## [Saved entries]
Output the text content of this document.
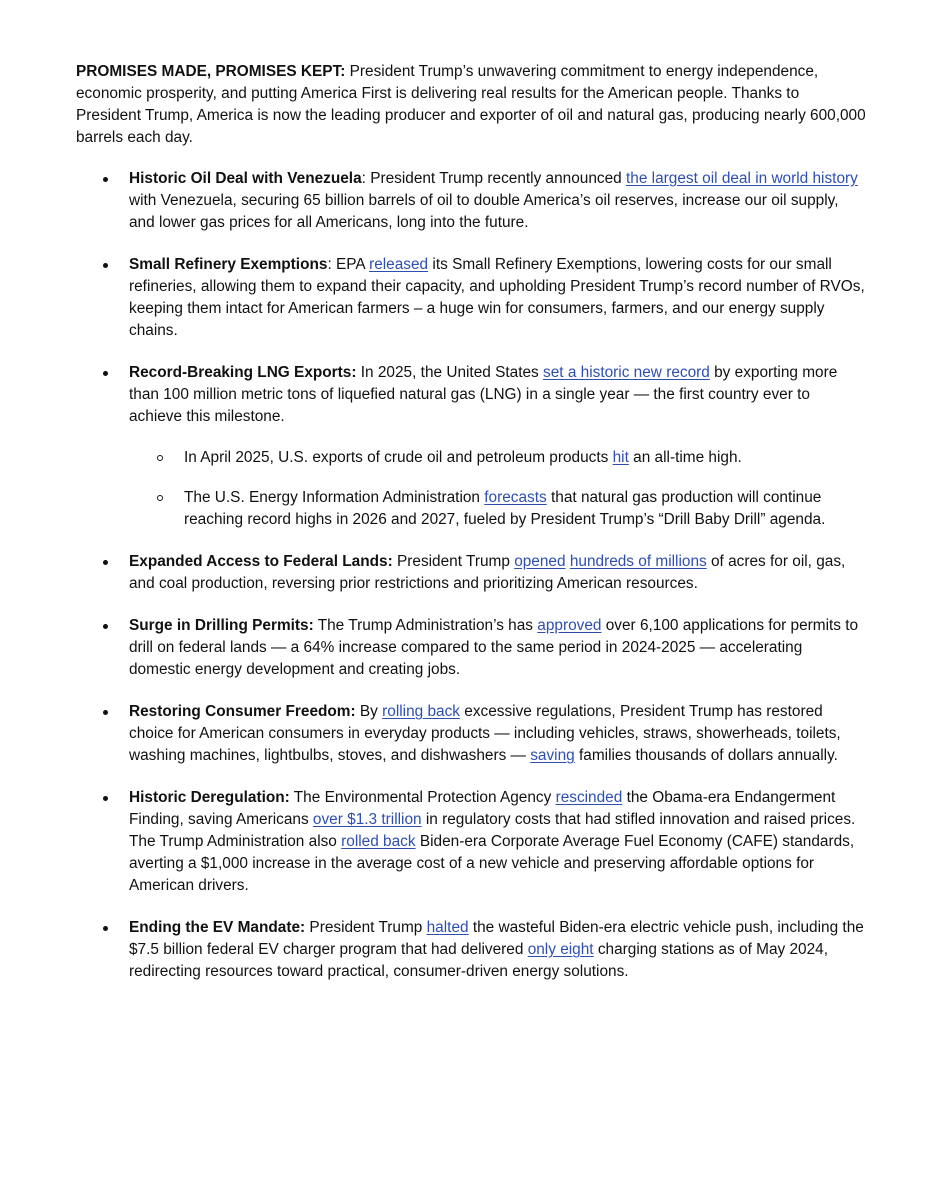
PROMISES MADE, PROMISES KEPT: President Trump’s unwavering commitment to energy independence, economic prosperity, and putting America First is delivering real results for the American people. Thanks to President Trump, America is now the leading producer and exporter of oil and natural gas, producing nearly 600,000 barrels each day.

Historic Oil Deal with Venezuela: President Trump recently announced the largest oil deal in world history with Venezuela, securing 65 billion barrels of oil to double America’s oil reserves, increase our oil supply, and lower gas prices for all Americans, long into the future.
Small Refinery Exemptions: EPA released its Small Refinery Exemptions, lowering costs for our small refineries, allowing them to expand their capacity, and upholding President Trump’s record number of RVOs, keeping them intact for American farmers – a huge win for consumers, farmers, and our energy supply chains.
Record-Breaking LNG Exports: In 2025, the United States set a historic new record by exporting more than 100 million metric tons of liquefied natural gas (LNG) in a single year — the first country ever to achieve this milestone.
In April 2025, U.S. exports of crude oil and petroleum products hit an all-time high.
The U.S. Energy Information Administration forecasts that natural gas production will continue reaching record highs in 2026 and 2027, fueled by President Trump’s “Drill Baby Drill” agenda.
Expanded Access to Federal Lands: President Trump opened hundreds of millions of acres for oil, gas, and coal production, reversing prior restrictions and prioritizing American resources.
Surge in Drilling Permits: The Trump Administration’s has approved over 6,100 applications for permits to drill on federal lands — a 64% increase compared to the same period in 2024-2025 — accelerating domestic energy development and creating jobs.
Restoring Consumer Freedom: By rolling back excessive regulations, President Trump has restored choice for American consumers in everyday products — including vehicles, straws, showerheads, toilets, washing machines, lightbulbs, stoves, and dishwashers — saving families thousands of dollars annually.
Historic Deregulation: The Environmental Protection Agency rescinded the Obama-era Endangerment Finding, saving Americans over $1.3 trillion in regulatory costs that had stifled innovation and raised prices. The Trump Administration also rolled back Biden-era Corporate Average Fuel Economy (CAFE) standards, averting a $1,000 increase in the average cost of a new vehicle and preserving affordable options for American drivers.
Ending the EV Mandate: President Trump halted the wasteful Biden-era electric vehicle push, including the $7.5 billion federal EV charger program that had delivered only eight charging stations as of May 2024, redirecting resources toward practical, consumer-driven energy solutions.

## [DIRECTIVE]
Copy every entry word for word, but omit the pictures.

## [ANSWER BELOW]
Output the text content of this document.
PROMISES MADE, PROMISES KEPT: President Trump’s unwavering commitment to energy independence, economic prosperity, and putting America First is delivering real results for the American people. Thanks to President Trump, America is now the leading producer and exporter of oil and natural gas, producing nearly 600,000 barrels each day.

Historic Oil Deal with Venezuela: President Trump recently announced the largest oil deal in world history with Venezuela, securing 65 billion barrels of oil to double America’s oil reserves, increase our oil supply, and lower gas prices for all Americans, long into the future.
Small Refinery Exemptions: EPA released its Small Refinery Exemptions, lowering costs for our small refineries, allowing them to expand their capacity, and upholding President Trump’s record number of RVOs, keeping them intact for American farmers – a huge win for consumers, farmers, and our energy supply chains.
Record-Breaking LNG Exports: In 2025, the United States set a historic new record by exporting more than 100 million metric tons of liquefied natural gas (LNG) in a single year — the first country ever to achieve this milestone.
In April 2025, U.S. exports of crude oil and petroleum products hit an all-time high.
The U.S. Energy Information Administration forecasts that natural gas production will continue reaching record highs in 2026 and 2027, fueled by President Trump’s “Drill Baby Drill” agenda.
Expanded Access to Federal Lands: President Trump opened hundreds of millions of acres for oil, gas, and coal production, reversing prior restrictions and prioritizing American resources.
Surge in Drilling Permits: The Trump Administration’s has approved over 6,100 applications for permits to drill on federal lands — a 64% increase compared to the same period in 2024-2025 — accelerating domestic energy development and creating jobs.
Restoring Consumer Freedom: By rolling back excessive regulations, President Trump has restored choice for American consumers in everyday products — including vehicles, straws, showerheads, toilets, washing machines, lightbulbs, stoves, and dishwashers — saving families thousands of dollars annually.
Historic Deregulation: The Environmental Protection Agency rescinded the Obama-era Endangerment Finding, saving Americans over $1.3 trillion in regulatory costs that had stifled innovation and raised prices. The Trump Administration also rolled back Biden-era Corporate Average Fuel Economy (CAFE) standards, averting a $1,000 increase in the average cost of a new vehicle and preserving affordable options for American drivers.
Ending the EV Mandate: President Trump halted the wasteful Biden-era electric vehicle push, including the $7.5 billion federal EV charger program that had delivered only eight charging stations as of May 2024, redirecting resources toward practical, consumer-driven energy solutions.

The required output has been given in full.